PROMPT → Scan the lines below; pull out those with "name".

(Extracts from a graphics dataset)
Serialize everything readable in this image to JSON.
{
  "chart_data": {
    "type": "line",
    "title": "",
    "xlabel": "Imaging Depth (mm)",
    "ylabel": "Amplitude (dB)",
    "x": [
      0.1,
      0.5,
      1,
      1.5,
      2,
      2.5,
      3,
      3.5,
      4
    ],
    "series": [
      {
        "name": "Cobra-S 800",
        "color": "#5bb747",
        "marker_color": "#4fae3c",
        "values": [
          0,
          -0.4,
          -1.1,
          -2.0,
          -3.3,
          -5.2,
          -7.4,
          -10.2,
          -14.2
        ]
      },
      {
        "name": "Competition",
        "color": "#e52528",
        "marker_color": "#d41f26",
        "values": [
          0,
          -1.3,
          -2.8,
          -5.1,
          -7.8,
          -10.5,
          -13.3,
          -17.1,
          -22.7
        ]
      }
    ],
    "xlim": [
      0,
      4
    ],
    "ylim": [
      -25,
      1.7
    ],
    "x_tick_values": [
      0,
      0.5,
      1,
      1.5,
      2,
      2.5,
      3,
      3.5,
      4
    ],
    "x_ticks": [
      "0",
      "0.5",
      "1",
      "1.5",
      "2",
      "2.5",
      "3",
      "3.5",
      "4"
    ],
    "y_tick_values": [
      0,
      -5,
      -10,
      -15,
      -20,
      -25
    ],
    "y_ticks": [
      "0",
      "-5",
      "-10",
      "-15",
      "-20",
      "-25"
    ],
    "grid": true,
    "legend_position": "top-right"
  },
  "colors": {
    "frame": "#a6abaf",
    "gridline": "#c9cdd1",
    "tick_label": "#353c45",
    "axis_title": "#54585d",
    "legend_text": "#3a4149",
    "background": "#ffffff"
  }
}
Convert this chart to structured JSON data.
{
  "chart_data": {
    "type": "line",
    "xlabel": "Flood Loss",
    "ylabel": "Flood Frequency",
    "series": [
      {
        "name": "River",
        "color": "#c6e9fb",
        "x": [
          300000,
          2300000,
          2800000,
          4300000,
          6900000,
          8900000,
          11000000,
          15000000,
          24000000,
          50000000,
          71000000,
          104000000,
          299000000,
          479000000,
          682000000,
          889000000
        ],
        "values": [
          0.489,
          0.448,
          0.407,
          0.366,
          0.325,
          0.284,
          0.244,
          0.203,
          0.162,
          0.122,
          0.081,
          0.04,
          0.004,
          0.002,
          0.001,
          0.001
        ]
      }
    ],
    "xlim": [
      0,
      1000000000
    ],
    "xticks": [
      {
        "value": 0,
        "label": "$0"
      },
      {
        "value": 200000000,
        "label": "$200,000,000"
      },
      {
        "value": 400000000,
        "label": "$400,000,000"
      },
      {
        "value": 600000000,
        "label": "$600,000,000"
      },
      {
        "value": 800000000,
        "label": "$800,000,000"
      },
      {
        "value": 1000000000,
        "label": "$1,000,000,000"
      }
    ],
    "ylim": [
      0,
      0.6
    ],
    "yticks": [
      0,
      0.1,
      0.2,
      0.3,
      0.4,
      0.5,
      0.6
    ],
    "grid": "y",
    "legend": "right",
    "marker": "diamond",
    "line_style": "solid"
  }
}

SOLUTION TO THE PROBLEM →
        "name": "Cobra-S 800",
        "name": "Competition",
        "name": "River",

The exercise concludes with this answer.